In the entries below, find the lines with the word "court" and copy them.

[Extracted records]
◇ ◇ ◇

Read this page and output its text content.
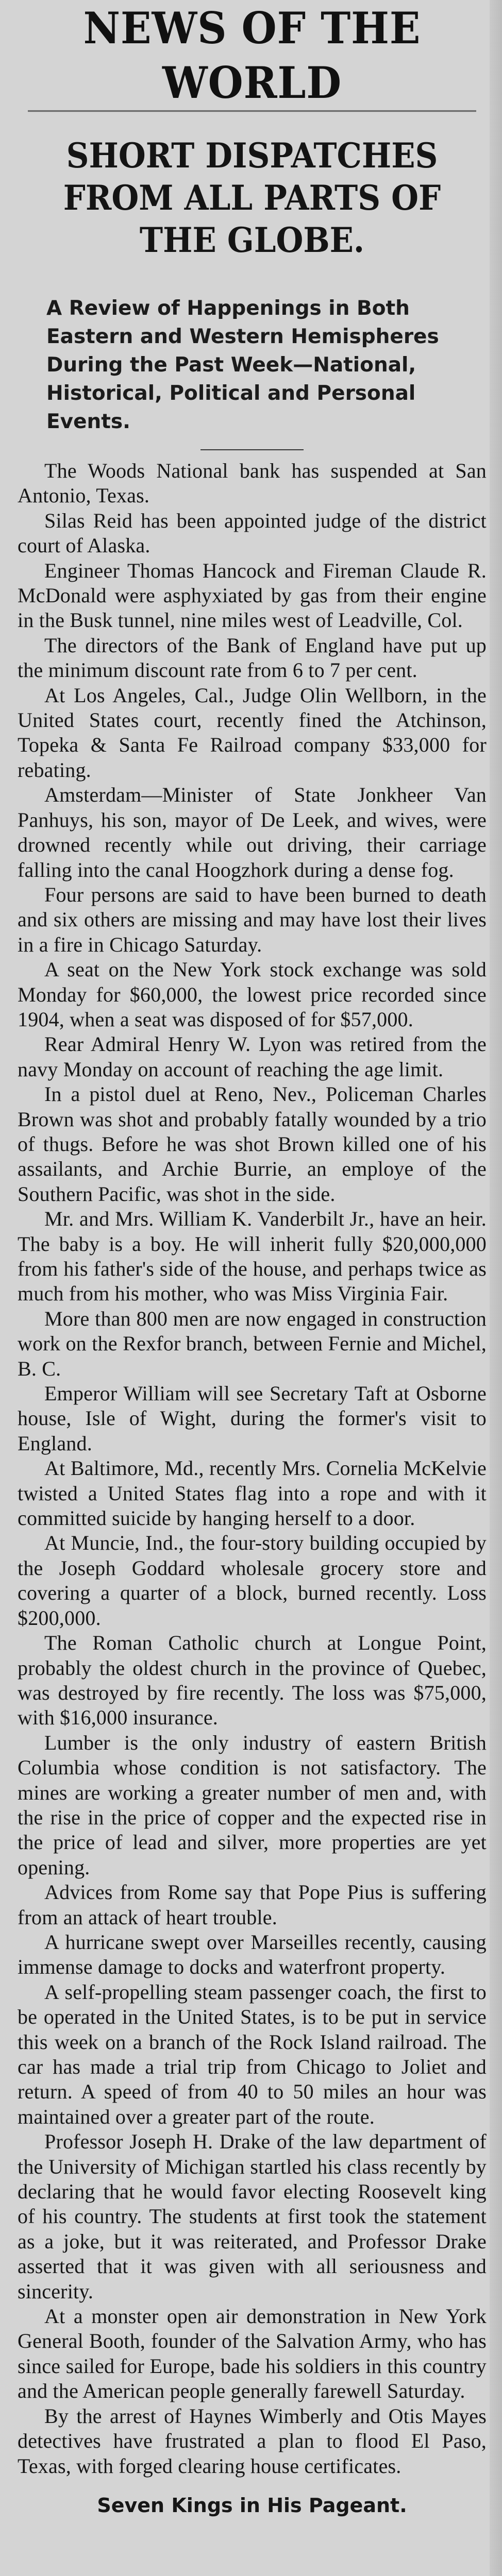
NEWS OF THE WORLD
SHORT DISPATCHES FROM ALL PARTS OF THE GLOBE.
A Review of Happenings in Both Eastern and Western Hemispheres During the Past Week—National, Historical, Political and Personal Events.

The Woods National bank has suspended at San Antonio, Texas.

Silas Reid has been appointed judge of the district court of Alaska.

Engineer Thomas Hancock and Fireman Claude R. McDonald were asphyxiated by gas from their engine in the Busk tunnel, nine miles west of Leadville, Col.

The directors of the Bank of England have put up the minimum discount rate from 6 to 7 per cent.

At Los Angeles, Cal., Judge Olin Wellborn, in the United States court, recently fined the Atchinson, Topeka & Santa Fe Railroad company $33,000 for rebating.

Amsterdam—Minister of State Jonkheer Van Panhuys, his son, mayor of De Leek, and wives, were drowned recently while out driving, their carriage falling into the canal Hoogzhork during a dense fog.

Four persons are said to have been burned to death and six others are missing and may have lost their lives in a fire in Chicago Saturday.

A seat on the New York stock exchange was sold Monday for $60,000, the lowest price recorded since 1904, when a seat was disposed of for $57,000.

Rear Admiral Henry W. Lyon was retired from the navy Monday on account of reaching the age limit.

In a pistol duel at Reno, Nev., Policeman Charles Brown was shot and probably fatally wounded by a trio of thugs. Before he was shot Brown killed one of his assailants, and Archie Burrie, an employe of the Southern Pacific, was shot in the side.

Mr. and Mrs. William K. Vanderbilt Jr., have an heir. The baby is a boy. He will inherit fully $20,000,000 from his father's side of the house, and perhaps twice as much from his mother, who was Miss Virginia Fair.

More than 800 men are now engaged in construction work on the Rexfor branch, between Fernie and Michel, B. C.

Emperor William will see Secretary Taft at Osborne house, Isle of Wight, during the former's visit to England.

At Baltimore, Md., recently Mrs. Cornelia McKelvie twisted a United States flag into a rope and with it committed suicide by hanging herself to a door.

At Muncie, Ind., the four-story building occupied by the Joseph Goddard wholesale grocery store and covering a quarter of a block, burned recently. Loss $200,000.

The Roman Catholic church at Longue Point, probably the oldest church in the province of Quebec, was destroyed by fire recently. The loss was $75,000, with $16,000 insurance.

Lumber is the only industry of eastern British Columbia whose condition is not satisfactory. The mines are working a greater number of men and, with the rise in the price of copper and the expected rise in the price of lead and silver, more properties are yet opening.

Advices from Rome say that Pope Pius is suffering from an attack of heart trouble.

A hurricane swept over Marseilles recently, causing immense damage to docks and waterfront property.

A self-propelling steam passenger coach, the first to be operated in the United States, is to be put in service this week on a branch of the Rock Island railroad. The car has made a trial trip from Chicago to Joliet and return. A speed of from 40 to 50 miles an hour was maintained over a greater part of the route.

Professor Joseph H. Drake of the law department of the University of Michigan startled his class recently by declaring that he would favor electing Roosevelt king of his country. The students at first took the statement as a joke, but it was reiterated, and Professor Drake asserted that it was given with all seriousness and sincerity.

At a monster open air demonstration in New York General Booth, founder of the Salvation Army, who has since sailed for Europe, bade his soldiers in this country and the American people generally farewell Saturday.

By the arrest of Haynes Wimberly and Otis Mayes detectives have frustrated a plan to flood El Paso, Texas, with forged clearing house certificates.

Seven Kings in His Pageant.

◇ ◇ ◇

**Completed exercise**
Silas Reid has been appointed judge of the district court of Alaska.
At Los Angeles, Cal., Judge Olin Wellborn, in the United States court, recently fined the Atchinson, Topeka & Santa Fe Railroad company $33,000 for rebating.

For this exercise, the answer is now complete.